Stored data:
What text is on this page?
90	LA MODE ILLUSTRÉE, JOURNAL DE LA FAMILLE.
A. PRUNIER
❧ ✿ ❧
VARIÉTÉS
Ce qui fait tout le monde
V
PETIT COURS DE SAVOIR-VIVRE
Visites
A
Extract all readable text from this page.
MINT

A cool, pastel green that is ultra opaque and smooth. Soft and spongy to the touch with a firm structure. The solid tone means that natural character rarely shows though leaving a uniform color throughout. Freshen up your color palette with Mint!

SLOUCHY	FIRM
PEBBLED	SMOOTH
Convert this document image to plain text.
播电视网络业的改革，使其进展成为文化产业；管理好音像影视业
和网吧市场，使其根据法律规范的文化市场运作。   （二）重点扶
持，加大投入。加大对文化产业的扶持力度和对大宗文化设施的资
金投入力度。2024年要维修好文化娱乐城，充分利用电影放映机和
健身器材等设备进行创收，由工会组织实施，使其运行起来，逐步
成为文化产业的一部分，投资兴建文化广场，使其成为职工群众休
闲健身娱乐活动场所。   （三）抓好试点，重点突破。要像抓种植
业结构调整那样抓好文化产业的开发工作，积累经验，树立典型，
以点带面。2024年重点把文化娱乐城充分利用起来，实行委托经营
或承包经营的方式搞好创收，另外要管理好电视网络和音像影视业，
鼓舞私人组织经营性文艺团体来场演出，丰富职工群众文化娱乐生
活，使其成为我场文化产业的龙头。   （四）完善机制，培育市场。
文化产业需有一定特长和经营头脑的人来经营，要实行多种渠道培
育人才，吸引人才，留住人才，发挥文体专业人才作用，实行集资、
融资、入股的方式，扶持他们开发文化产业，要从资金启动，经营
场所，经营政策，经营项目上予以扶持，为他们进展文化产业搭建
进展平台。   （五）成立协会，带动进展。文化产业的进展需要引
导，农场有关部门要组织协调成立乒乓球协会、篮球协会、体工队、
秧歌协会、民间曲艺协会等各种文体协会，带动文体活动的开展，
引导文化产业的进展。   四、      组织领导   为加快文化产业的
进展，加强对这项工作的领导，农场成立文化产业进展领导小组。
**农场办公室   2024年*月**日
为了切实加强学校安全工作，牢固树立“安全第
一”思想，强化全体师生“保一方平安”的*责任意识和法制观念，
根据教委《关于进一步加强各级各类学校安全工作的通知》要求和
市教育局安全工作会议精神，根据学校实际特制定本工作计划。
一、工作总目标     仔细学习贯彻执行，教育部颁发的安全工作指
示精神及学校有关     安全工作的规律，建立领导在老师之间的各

> **BRIEF**: Starting with the line that contains "Extract all readable text from this page.", return each line through the last one of the data above, exactly as written and nothing more.

> **ANSWER FOR THIS EXERCISE**:
Extract all readable text from this page.
MINT

A cool, pastel green that is ultra opaque and smooth. Soft and spongy to the touch with a firm structure. The solid tone means that natural character rarely shows though leaving a uniform color throughout. Freshen up your color palette with Mint!

SLOUCHY	FIRM
PEBBLED	SMOOTH
Convert this document image to plain text.
播电视网络业的改革，使其进展成为文化产业；管理好音像影视业
和网吧市场，使其根据法律规范的文化市场运作。   （二）重点扶
持，加大投入。加大对文化产业的扶持力度和对大宗文化设施的资
金投入力度。2024年要维修好文化娱乐城，充分利用电影放映机和
健身器材等设备进行创收，由工会组织实施，使其运行起来，逐步
成为文化产业的一部分，投资兴建文化广场，使其成为职工群众休
闲健身娱乐活动场所。   （三）抓好试点，重点突破。要像抓种植
业结构调整那样抓好文化产业的开发工作，积累经验，树立典型，
以点带面。2024年重点把文化娱乐城充分利用起来，实行委托经营
或承包经营的方式搞好创收，另外要管理好电视网络和音像影视业，
鼓舞私人组织经营性文艺团体来场演出，丰富职工群众文化娱乐生
活，使其成为我场文化产业的龙头。   （四）完善机制，培育市场。
文化产业需有一定特长和经营头脑的人来经营，要实行多种渠道培
育人才，吸引人才，留住人才，发挥文体专业人才作用，实行集资、
融资、入股的方式，扶持他们开发文化产业，要从资金启动，经营
场所，经营政策，经营项目上予以扶持，为他们进展文化产业搭建
进展平台。   （五）成立协会，带动进展。文化产业的进展需要引
导，农场有关部门要组织协调成立乒乓球协会、篮球协会、体工队、
秧歌协会、民间曲艺协会等各种文体协会，带动文体活动的开展，
引导文化产业的进展。   四、      组织领导   为加快文化产业的
进展，加强对这项工作的领导，农场成立文化产业进展领导小组。
**农场办公室   2024年*月**日
为了切实加强学校安全工作，牢固树立“安全第
一”思想，强化全体师生“保一方平安”的*责任意识和法制观念，
根据教委《关于进一步加强各级各类学校安全工作的通知》要求和
市教育局安全工作会议精神，根据学校实际特制定本工作计划。
一、工作总目标     仔细学习贯彻执行，教育部颁发的安全工作指
示精神及学校有关     安全工作的规律，建立领导在老师之间的各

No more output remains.